START TEXT FOR ANALYSIS

First-Past-The-Post System alternatives

What is ‘First Past the Post’ system?
A first-past-the-post voting method is one in which voters indicate on a ballot the candidate of their choice, and the candidate who receives most votes wins.
 
Discussions on “different systems of elections”
  • An all-party Parliamentary panel is exploring “different systems of elections”, other than the first-past-the-post (FPTP) system
  • FPTP is currently followed in the Lok Sabha and Assembly polls
 
Why is the PSC exploring different systems of elections?
  • According the PSC, in recent years the FPTP system is not the best suited system as is evident from the recent Assembly elections in Uttar Pradesh
  • Many Opposition leaders have reminded the BJP that it won the 2014 Lok Sabha polls because of the FPTP system
  • As the party polled only about 31 per cent of the vote share
 
 What is happening in Parliamentary Panel?
  • Reforms suggested by: The Congress, the Nationalist Congress Party, the Communist Party of India (Marxist) and the Communist Party of India.
  • What? The above said parties have told a Parliamentary panel that the existing first-past-the-post-system needs to be replaced with a hybrid format where elections for a small number of seats are through proportional representation.

END TEXT FOR ANALYSIS
START DATASET ENTRIES

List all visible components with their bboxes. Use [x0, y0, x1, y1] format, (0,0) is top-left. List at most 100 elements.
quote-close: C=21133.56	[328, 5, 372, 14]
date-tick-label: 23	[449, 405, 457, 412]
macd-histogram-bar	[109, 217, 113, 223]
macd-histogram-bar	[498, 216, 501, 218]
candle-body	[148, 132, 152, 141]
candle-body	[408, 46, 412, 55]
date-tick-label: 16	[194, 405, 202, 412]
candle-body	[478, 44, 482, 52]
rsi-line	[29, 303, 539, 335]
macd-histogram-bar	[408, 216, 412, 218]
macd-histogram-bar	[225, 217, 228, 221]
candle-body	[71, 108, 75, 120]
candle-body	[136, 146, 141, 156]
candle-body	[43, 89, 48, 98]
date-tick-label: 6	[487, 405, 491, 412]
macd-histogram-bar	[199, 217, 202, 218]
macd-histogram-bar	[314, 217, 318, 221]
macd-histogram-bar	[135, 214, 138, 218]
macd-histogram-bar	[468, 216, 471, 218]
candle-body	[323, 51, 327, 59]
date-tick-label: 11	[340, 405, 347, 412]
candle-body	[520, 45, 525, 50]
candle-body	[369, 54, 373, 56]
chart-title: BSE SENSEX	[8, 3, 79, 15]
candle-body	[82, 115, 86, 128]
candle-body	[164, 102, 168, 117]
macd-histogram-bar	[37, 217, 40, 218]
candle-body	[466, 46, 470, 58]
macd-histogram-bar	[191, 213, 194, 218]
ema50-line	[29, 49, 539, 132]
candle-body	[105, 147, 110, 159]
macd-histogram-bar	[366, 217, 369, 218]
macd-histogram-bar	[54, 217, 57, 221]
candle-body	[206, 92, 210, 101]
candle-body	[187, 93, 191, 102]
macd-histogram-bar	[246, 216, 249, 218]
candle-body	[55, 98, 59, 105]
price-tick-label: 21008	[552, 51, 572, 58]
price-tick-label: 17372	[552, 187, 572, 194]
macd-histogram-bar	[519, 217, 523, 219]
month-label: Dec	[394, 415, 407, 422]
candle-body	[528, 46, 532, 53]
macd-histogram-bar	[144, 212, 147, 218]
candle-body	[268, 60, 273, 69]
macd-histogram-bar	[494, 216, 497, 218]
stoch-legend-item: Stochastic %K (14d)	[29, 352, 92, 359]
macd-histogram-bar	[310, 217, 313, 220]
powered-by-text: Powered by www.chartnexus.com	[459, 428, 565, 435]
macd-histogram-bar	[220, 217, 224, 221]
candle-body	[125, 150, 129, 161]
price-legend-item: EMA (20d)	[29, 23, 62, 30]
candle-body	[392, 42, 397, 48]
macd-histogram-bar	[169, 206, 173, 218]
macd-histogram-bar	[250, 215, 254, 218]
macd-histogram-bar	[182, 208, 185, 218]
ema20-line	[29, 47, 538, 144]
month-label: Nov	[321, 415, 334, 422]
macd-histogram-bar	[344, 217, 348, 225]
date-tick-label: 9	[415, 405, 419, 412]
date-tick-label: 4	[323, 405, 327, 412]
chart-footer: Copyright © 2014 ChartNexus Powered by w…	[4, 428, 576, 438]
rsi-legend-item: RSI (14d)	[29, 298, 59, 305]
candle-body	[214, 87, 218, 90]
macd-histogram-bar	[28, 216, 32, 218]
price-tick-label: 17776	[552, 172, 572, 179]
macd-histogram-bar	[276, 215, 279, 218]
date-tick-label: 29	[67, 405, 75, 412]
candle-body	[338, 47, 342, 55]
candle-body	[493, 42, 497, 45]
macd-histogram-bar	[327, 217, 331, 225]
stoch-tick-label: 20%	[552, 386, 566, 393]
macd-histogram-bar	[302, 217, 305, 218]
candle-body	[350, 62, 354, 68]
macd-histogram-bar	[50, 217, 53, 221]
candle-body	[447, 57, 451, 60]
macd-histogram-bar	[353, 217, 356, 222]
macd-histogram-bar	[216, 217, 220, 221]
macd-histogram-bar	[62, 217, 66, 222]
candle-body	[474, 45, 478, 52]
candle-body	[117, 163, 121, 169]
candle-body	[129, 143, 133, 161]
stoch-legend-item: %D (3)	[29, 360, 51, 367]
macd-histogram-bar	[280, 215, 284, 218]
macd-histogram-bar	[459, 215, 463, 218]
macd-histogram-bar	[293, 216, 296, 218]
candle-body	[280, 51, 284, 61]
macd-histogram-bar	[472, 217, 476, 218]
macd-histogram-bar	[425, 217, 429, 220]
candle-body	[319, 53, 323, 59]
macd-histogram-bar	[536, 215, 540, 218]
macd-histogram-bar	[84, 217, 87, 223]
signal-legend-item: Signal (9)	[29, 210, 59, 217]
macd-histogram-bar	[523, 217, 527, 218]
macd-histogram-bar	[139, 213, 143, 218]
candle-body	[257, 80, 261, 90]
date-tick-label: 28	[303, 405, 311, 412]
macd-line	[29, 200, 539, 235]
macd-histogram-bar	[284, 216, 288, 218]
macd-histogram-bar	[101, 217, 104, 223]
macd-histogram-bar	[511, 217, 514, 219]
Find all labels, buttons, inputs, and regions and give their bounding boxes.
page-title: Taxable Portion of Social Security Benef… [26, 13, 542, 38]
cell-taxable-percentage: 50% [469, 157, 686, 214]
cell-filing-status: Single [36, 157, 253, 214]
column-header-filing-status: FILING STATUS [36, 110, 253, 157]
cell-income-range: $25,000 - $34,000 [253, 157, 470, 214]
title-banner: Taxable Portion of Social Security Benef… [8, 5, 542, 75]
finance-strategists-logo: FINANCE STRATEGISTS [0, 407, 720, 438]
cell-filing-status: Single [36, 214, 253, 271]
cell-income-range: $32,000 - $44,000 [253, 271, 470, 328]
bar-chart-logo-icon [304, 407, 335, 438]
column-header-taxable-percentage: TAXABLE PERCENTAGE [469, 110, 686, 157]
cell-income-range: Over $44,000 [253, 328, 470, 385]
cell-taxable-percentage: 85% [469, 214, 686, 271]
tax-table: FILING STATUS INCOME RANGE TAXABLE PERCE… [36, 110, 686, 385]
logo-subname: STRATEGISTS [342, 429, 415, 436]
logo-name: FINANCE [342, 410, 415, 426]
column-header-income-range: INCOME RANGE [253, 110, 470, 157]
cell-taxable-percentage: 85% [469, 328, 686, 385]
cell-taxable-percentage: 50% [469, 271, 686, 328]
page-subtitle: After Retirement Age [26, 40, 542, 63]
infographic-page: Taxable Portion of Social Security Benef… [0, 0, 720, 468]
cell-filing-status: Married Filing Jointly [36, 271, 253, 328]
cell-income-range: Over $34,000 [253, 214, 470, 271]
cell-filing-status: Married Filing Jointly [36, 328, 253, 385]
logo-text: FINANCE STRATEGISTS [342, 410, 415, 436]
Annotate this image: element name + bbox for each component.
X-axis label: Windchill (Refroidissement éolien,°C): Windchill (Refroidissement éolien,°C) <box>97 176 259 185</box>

END DATASET ENTRIES

**ACTION ITEM A:**
Name every political party that the text on first-past-the-post alternatives lists as having suggested reforms to the parliamentary panel.
**ACTION ITEM B:**
Pick up the text on first-past-the-post alternatives after its last sentence and carry it forward.
The items above are separate material and are not part of the text on first-past-the-post alternatives.

**TASK OUTPUT A:**
The Congress, the Nationalist Congress Party, the Communist Party of India (Marxist), and the Communist Party of India.

**TASK OUTPUT B:**
  • Hybrid format: to include both first-past-the-post-system and proportional representation system.
  • Argument in favour for proportional representation system:
    1. Majority aspirations and the actual will of the people is not getting reflected in election results. Example : Recent Uttar Pradesh Assembly elections held in March this year where the BJP which got 39 per cent of the vote share but won 312 seats, while the Samajwadi Party with 21.8 per cent votes got 47 seats and the Bahujan Samaj Party with 22.2 per cent got 19 seats.
    2. A party with even 20% share does not get a single seat, while a party with 28% can get disproportionately large number of seats.
 
Related Questions:
  • “A true democracy cannot exist without reflection of a majority aspirations” Comment.